What is being asked:
Your task is to copy each line that has the word "Ametsa".
** BEGIN Information shown **
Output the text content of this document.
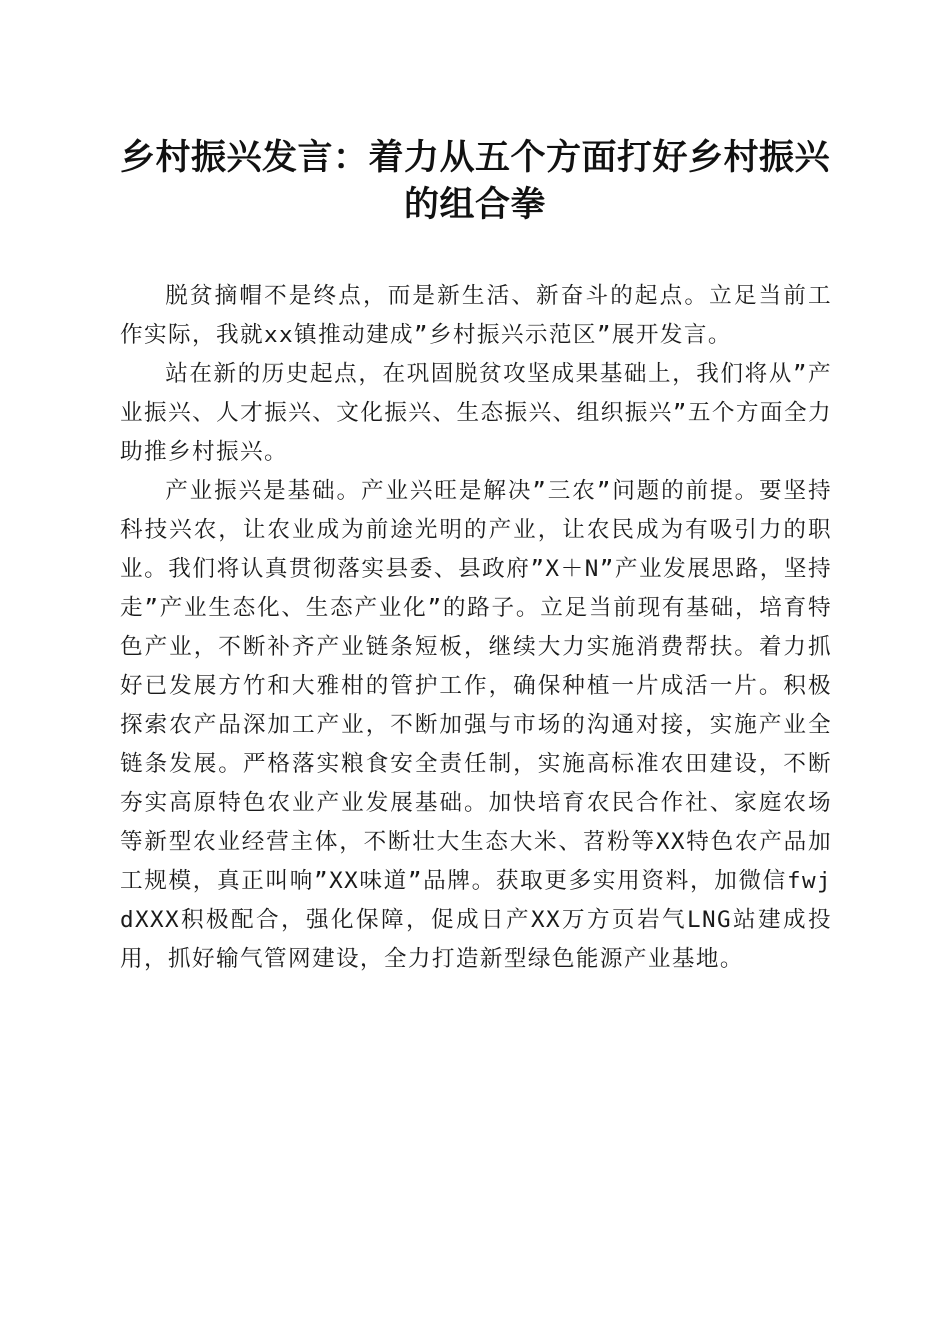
乡村振兴发言：着力从五个方面打好乡村振兴
的组合拳

脱贫摘帽不是终点，而是新生活、新奋斗的起点。立足当前工作实际，我就xx镇推动建成”乡村振兴示范区”展开发言。

站在新的历史起点，在巩固脱贫攻坚成果基础上，我们将从”产业振兴、人才振兴、文化振兴、生态振兴、组织振兴”五个方面全力助推乡村振兴。

产业振兴是基础。产业兴旺是解决”三农”问题的前提。要坚持科技兴农，让农业成为前途光明的产业，让农民成为有吸引力的职业。我们将认真贯彻落实县委、县政府”X＋N”产业发展思路，坚持走”产业生态化、生态产业化”的路子。立足当前现有基础，培育特色产业，不断补齐产业链条短板，继续大力实施消费帮扶。着力抓好已发展方竹和大雅柑的管护工作，确保种植一片成活一片。积极探索农产品深加工产业，不断加强与市场的沟通对接，实施产业全链条发展。严格落实粮食安全责任制，实施高标准农田建设，不断夯实高原特色农业产业发展基础。加快培育农民合作社、家庭农场等新型农业经营主体，不断壮大生态大米、苕粉等XX特色农产品加工规模，真正叫响”XX味道”品牌。获取更多实用资料，加微信fwjdXXX积极配合，强化保障，促成日产XX万方页岩气LNG站建成投用，抓好输气管网建设，全力打造新型绿色能源产业基地。
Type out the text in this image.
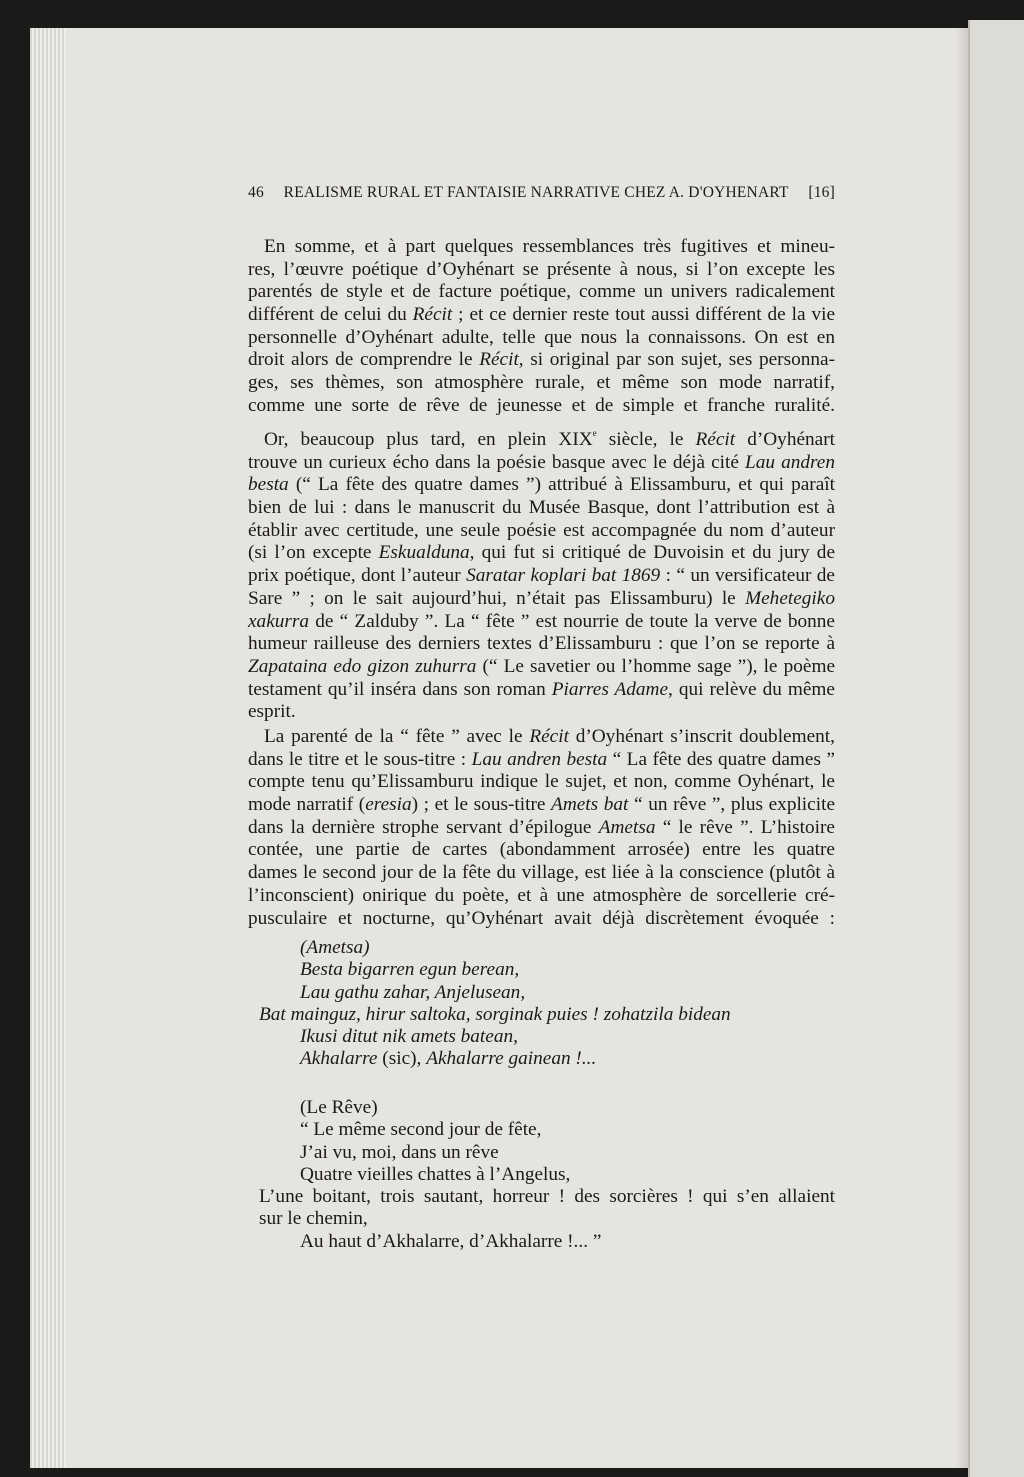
46 REALISME RURAL ET FANTAISIE NARRATIVE CHEZ A. D'OYHENART [16]
En somme, et à part quelques ressemblances très fugitives et mineu-
res, l’œuvre poétique d’Oyhénart se présente à nous, si l’on excepte les
parentés de style et de facture poétique, comme un univers radicalement
différent de celui du Récit ; et ce dernier reste tout aussi différent de la vie
personnelle d’Oyhénart adulte, telle que nous la connaissons. On est en
droit alors de comprendre le Récit, si original par son sujet, ses personna-
ges, ses thèmes, son atmosphère rurale, et même son mode narratif,
comme une sorte de rêve de jeunesse et de simple et franche ruralité.
Or, beaucoup plus tard, en plein XIXe siècle, le Récit d’Oyhénart
trouve un curieux écho dans la poésie basque avec le déjà cité Lau andren
besta (“ La fête des quatre dames ”) attribué à Elissamburu, et qui paraît
bien de lui : dans le manuscrit du Musée Basque, dont l’attribution est à
établir avec certitude, une seule poésie est accompagnée du nom d’auteur
(si l’on excepte Eskualduna, qui fut si critiqué de Duvoisin et du jury de
prix poétique, dont l’auteur Saratar koplari bat 1869 : “ un versificateur de
Sare ” ; on le sait aujourd’hui, n’était pas Elissamburu) le Mehetegiko
xakurra de “ Zalduby ”. La “ fête ” est nourrie de toute la verve de bonne
humeur railleuse des derniers textes d’Elissamburu : que l’on se reporte à
Zapataina edo gizon zuhurra (“ Le savetier ou l’homme sage ”), le poème
testament qu’il inséra dans son roman Piarres Adame, qui relève du même
esprit.
La parenté de la “ fête ” avec le Récit d’Oyhénart s’inscrit doublement,
dans le titre et le sous-titre : Lau andren besta “ La fête des quatre dames ”
compte tenu qu’Elissamburu indique le sujet, et non, comme Oyhénart, le
mode narratif (eresia) ; et le sous-titre Amets bat “ un rêve ”, plus explicite
dans la dernière strophe servant d’épilogue Ametsa “ le rêve ”. L’histoire
contée, une partie de cartes (abondamment arrosée) entre les quatre
dames le second jour de la fête du village, est liée à la conscience (plutôt à
l’inconscient) onirique du poète, et à une atmosphère de sorcellerie cré-
pusculaire et nocturne, qu’Oyhénart avait déjà discrètement évoquée :
(Ametsa)
Besta bigarren egun berean,
Lau gathu zahar, Anjelusean,
Bat mainguz, hirur saltoka, sorginak puies ! zohatzila bidean
Ikusi ditut nik amets batean,
Akhalarre (sic), Akhalarre gainean !...
(Le Rêve)
“ Le même second jour de fête,
J’ai vu, moi, dans un rêve
Quatre vieilles chattes à l’Angelus,
L’une boitant, trois sautant, horreur ! des sorcières ! qui s’en allaient
sur le chemin,
Au haut d’Akhalarre, d’Akhalarre !... ”
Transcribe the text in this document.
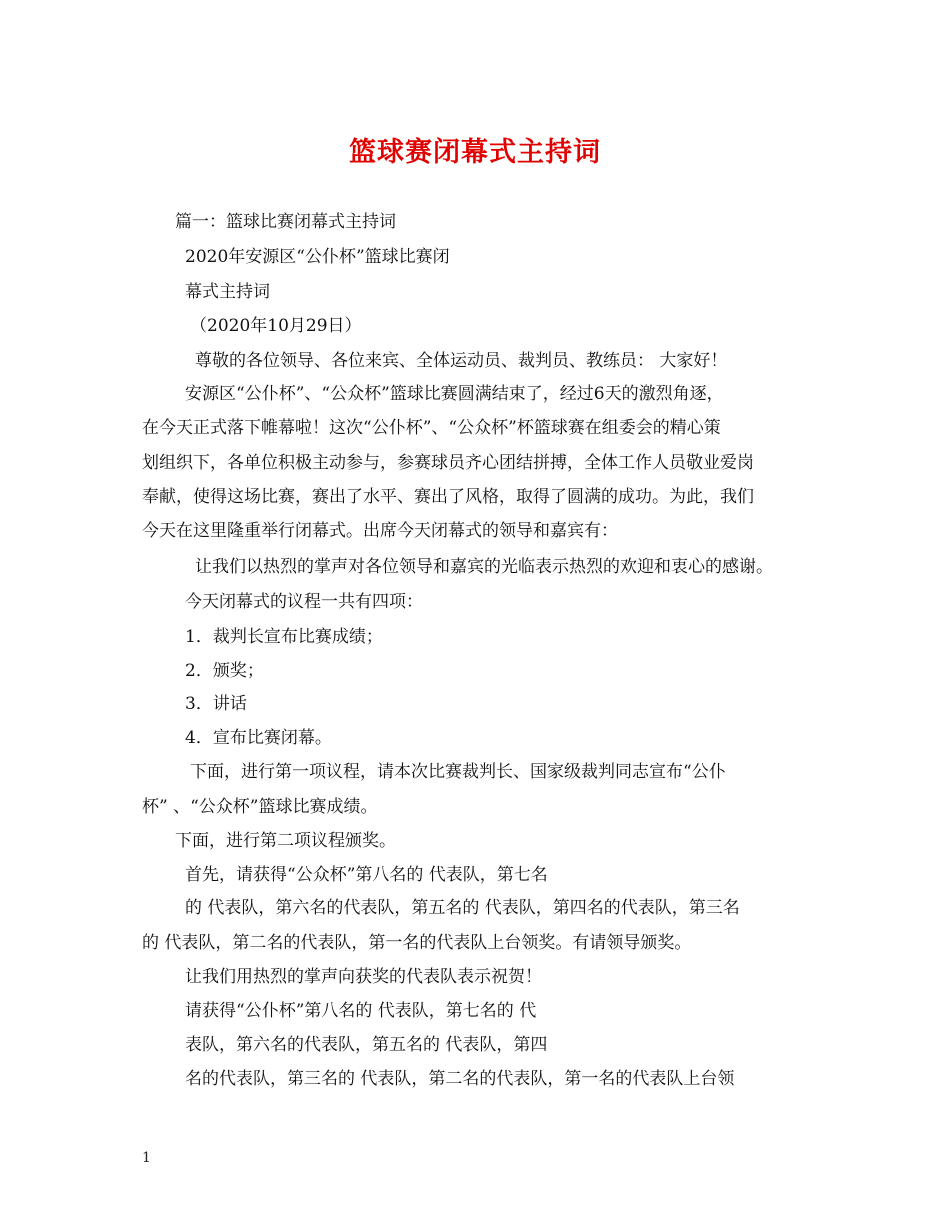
篮球赛闭幕式主持词
篇一：篮球比赛闭幕式主持词
2020年安源区“公仆杯”篮球比赛闭
幕式主持词
（2020年10月29日）
尊敬的各位领导、各位来宾、全体运动员、裁判员、教练员： 大家好！
安源区“公仆杯”、“公众杯”篮球比赛圆满结束了，经过6天的激烈角逐，
在今天正式落下帷幕啦！这次“公仆杯”、“公众杯”杯篮球赛在组委会的精心策
划组织下，各单位积极主动参与，参赛球员齐心团结拼搏，全体工作人员敬业爱岗
奉献，使得这场比赛，赛出了水平、赛出了风格，取得了圆满的成功。为此，我们
今天在这里隆重举行闭幕式。出席今天闭幕式的领导和嘉宾有：
让我们以热烈的掌声对各位领导和嘉宾的光临表示热烈的欢迎和衷心的感谢。
今天闭幕式的议程一共有四项：
1．裁判长宣布比赛成绩；
2．颁奖；
3．讲话
4．宣布比赛闭幕。
下面，进行第一项议程，请本次比赛裁判长、国家级裁判同志宣布“公仆
杯” 、“公众杯”篮球比赛成绩。
下面，进行第二项议程颁奖。
首先，请获得“公众杯”第八名的 代表队，第七名
的 代表队，第六名的代表队，第五名的 代表队，第四名的代表队，第三名
的 代表队，第二名的代表队，第一名的代表队上台领奖。有请领导颁奖。
让我们用热烈的掌声向获奖的代表队表示祝贺！
请获得“公仆杯”第八名的 代表队，第七名的 代
表队，第六名的代表队，第五名的 代表队，第四
名的代表队，第三名的 代表队，第二名的代表队，第一名的代表队上台领
1
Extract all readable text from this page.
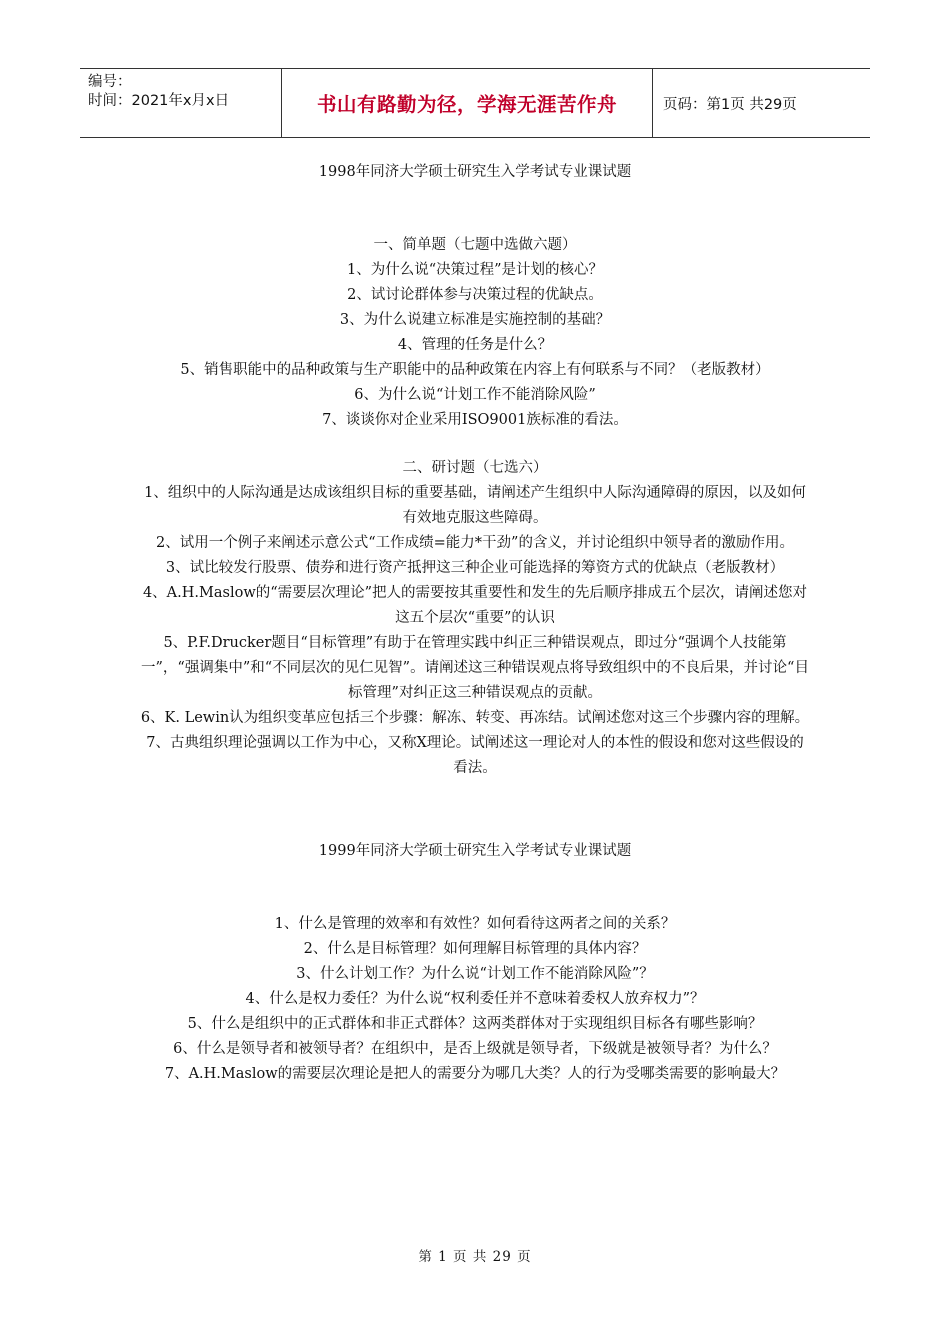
编号：
时间：2021年x月x日	书山有路勤为径，学海无涯苦作舟	页码：第1页 共29页
1998年同济大学硕士研究生入学考试专业课试题
一、简单题（七题中选做六题）
1、为什么说“决策过程”是计划的核心？
2、试讨论群体参与决策过程的优缺点。
3、为什么说建立标准是实施控制的基础？
4、管理的任务是什么？
5、销售职能中的品种政策与生产职能中的品种政策在内容上有何联系与不同？（老版教材）
6、为什么说“计划工作不能消除风险”
7、谈谈你对企业采用ISO9001族标准的看法。
二、研讨题（七选六）
1、组织中的人际沟通是达成该组织目标的重要基础，请阐述产生组织中人际沟通障碍的原因，以及如何有效地克服这些障碍。
2、试用一个例子来阐述示意公式“工作成绩=能力*干劲”的含义，并讨论组织中领导者的激励作用。
3、试比较发行股票、债券和进行资产抵押这三种企业可能选择的筹资方式的优缺点（老版教材）
4、A.H.Maslow的“需要层次理论”把人的需要按其重要性和发生的先后顺序排成五个层次，请阐述您对这五个层次“重要”的认识
5、P.F.Drucker题目“目标管理”有助于在管理实践中纠正三种错误观点，即过分“强调个人技能第一”，“强调集中”和“不同层次的见仁见智”。请阐述这三种错误观点将导致组织中的不良后果，并讨论“目标管理”对纠正这三种错误观点的贡献。
6、K. Lewin认为组织变革应包括三个步骤：解冻、转变、再冻结。试阐述您对这三个步骤内容的理解。
7、古典组织理论强调以工作为中心，又称X理论。试阐述这一理论对人的本性的假设和您对这些假设的看法。
1999年同济大学硕士研究生入学考试专业课试题
1、什么是管理的效率和有效性？如何看待这两者之间的关系？
2、什么是目标管理？如何理解目标管理的具体内容？
3、什么计划工作？为什么说“计划工作不能消除风险”？
4、什么是权力委任？为什么说“权利委任并不意味着委权人放弃权力”？
5、什么是组织中的正式群体和非正式群体？这两类群体对于实现组织目标各有哪些影响？
6、什么是领导者和被领导者？在组织中，是否上级就是领导者，下级就是被领导者？为什么？
7、A.H.Maslow的需要层次理论是把人的需要分为哪几大类？人的行为受哪类需要的影响最大？
第 1 页 共 29 页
** END Information shown **
Reply to the exercise:
dans la dernière strophe servant d’épilogue Ametsa “ le rêve ”. L’histoire
(Ametsa)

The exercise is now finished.